— SET PROBLEM 1 —
Decide whether each statement agrees with the review of Alabama's “Give Me One More Shot,” and support each yes or no with the deciding words of the review, quoted exactly. (a) “The Cheap Seats” did not reach the top ten. (b) “Give Me One More Shot” was the first single released from Greatest Hits Vol. III. (c) The song spent one week at No. 1 on Radio & Records.
— SET PROBLEM 2 —
Quote the stretch of the review of “Give Me One More Shot” from "The Road to" through "in its resilience.".
— SET PROBLEM 3 —
Extend the review of Alabama's “Give Me One More Shot” beyond its final sentence.

— TEXT SEGMENT —
>> Start

“Give Me One More Shot”
Written by Teddy Gentry, Randy Owen, and Ronnie Rogers
Radio & Records
#1 (1 week)
April 14, 1995
A remarkably poor song that is performed remarkably well.
The Road to No. 1
After “Reckless” topped the chart in 1993, Alabama went top ten with “T.L.C. A.S.A.P.” Then they released two of their best singles ever back-to-back, and radio didn’t embrace them as well as their earlier hits. “The Cheap Seats” was their first single to miss the top ten since 1979, despite having more personality than most of their nineties chart-toppers. Then, they previewed Greatest Hits Vol. III with the devastating ballad “We Can’t Love Like This Anymore,” which went top ten. It took the second single from Hits to put them back on top.
The No. 1
“Give Me One More Shot” is terribly written. It’s nonsensical at times, haphazardly putting together “down on my luck” tropes while also aiming to be inspirational in its resilience.
But it’s hard to pull that off with lyrics like this:
If you could see how I’m living, and this old car I drive
Well you’d probably ponder and even wonder why I even want to stay alive
The chorus isn’t any better: “Give me one more chance, I’ll learn to dance the dance.”

>> End

— SUPPLIED ENTRIES —
>> Start

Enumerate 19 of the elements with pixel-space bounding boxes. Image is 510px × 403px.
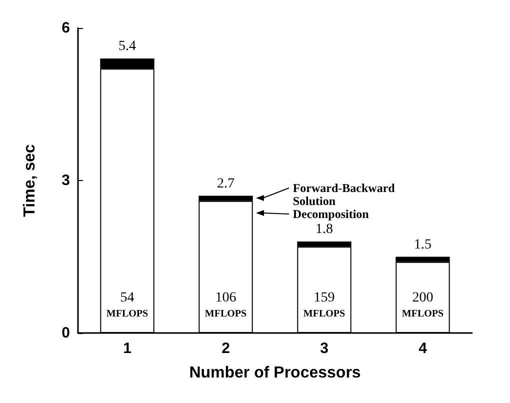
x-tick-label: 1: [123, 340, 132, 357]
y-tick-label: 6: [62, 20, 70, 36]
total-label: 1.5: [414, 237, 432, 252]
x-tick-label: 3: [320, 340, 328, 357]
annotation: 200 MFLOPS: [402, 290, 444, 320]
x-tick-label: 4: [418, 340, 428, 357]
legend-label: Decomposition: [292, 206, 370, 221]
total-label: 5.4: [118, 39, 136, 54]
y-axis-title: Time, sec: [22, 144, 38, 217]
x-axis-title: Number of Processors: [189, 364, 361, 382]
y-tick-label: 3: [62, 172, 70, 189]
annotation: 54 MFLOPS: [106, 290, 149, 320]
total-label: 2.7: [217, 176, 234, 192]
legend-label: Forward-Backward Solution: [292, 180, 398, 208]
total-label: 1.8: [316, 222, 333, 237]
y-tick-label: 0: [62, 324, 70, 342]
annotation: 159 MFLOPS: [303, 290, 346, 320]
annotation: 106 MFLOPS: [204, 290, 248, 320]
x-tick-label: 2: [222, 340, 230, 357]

>> End

— RIGHT ANSWER 1 —
(a) Yes: "“The Cheap Seats” was their first single to miss the top ten since 1979"
(b) No: "It took the second single from Hits to put them back on top."
(c) Yes: "#1 (1 week)"

— RIGHT ANSWER 2 —
The Road to No. 1
After “Reckless” topped the chart in 1993, Alabama went top ten with “T.L.C. A.S.A.P.” Then they released two of their best singles ever back-to-back, and radio didn’t embrace them as well as their earlier hits. “The Cheap Seats” was their first single to miss the top ten since 1979, despite having more personality than most of their nineties chart-toppers. Then, they previewed Greatest Hits Vol. III with the devastating ballad “We Can’t Love Like This Anymore,” which went top ten. It took the second single from Hits to put them back on top.
The No. 1
“Give Me One More Shot” is terribly written. It’s nonsensical at times, haphazardly putting together “down on my luck” tropes while also aiming to be inspirational in its resilience.

— RIGHT ANSWER 3 —
But I have to say that Randy Owen sings it quite well, and he sounds fully committed to the silly words coming out of his mouth. It’s almost like he’s singing a mea culpa to radio: “Hey, I know we got all creative and meaningful with our last two singles and y’all didn’t like that, so here’s a generic midtempo number that you can play between advertisements.”
Skip this one and check out “The Cheap Seats” and “We Can’t Love Like This Anymore.”
This won’t be the last time in the nineties that radio played the wrong Alabama singles.
The Road From No. 1
Alabama’s next two singles will also go No. 1, and we’ll cover both of them in 1995.
“Give Me One More Shot” gets a D.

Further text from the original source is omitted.